== EXERCISE OBJECTIVE ==
Below are some records; reproduce every one of them exactly.

Records from a data collection:
····················
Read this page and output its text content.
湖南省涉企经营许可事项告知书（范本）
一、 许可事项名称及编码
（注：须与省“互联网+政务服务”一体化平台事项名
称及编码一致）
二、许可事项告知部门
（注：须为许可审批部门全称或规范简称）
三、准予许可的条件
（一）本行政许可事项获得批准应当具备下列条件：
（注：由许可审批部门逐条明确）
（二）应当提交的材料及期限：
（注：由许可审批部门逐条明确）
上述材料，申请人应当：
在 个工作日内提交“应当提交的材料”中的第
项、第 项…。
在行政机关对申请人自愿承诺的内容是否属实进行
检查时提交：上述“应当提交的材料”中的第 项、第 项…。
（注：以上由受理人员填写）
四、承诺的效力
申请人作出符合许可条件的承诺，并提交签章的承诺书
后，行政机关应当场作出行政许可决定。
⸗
····················
== OUTPUT OF THE EXERCISE ==
Read this page and output its text content.
湖南省涉企经营许可事项告知书（范本）
一、 许可事项名称及编码
（注：须与省“互联网+政务服务”一体化平台事项名
称及编码一致）
二、许可事项告知部门
（注：须为许可审批部门全称或规范简称）
三、准予许可的条件
（一）本行政许可事项获得批准应当具备下列条件：
（注：由许可审批部门逐条明确）
（二）应当提交的材料及期限：
（注：由许可审批部门逐条明确）
上述材料，申请人应当：
在 个工作日内提交“应当提交的材料”中的第
项、第 项…。
在行政机关对申请人自愿承诺的内容是否属实进行
检查时提交：上述“应当提交的材料”中的第 项、第 项…。
（注：以上由受理人员填写）
四、承诺的效力
申请人作出符合许可条件的承诺，并提交签章的承诺书
后，行政机关应当场作出行政许可决定。
⸗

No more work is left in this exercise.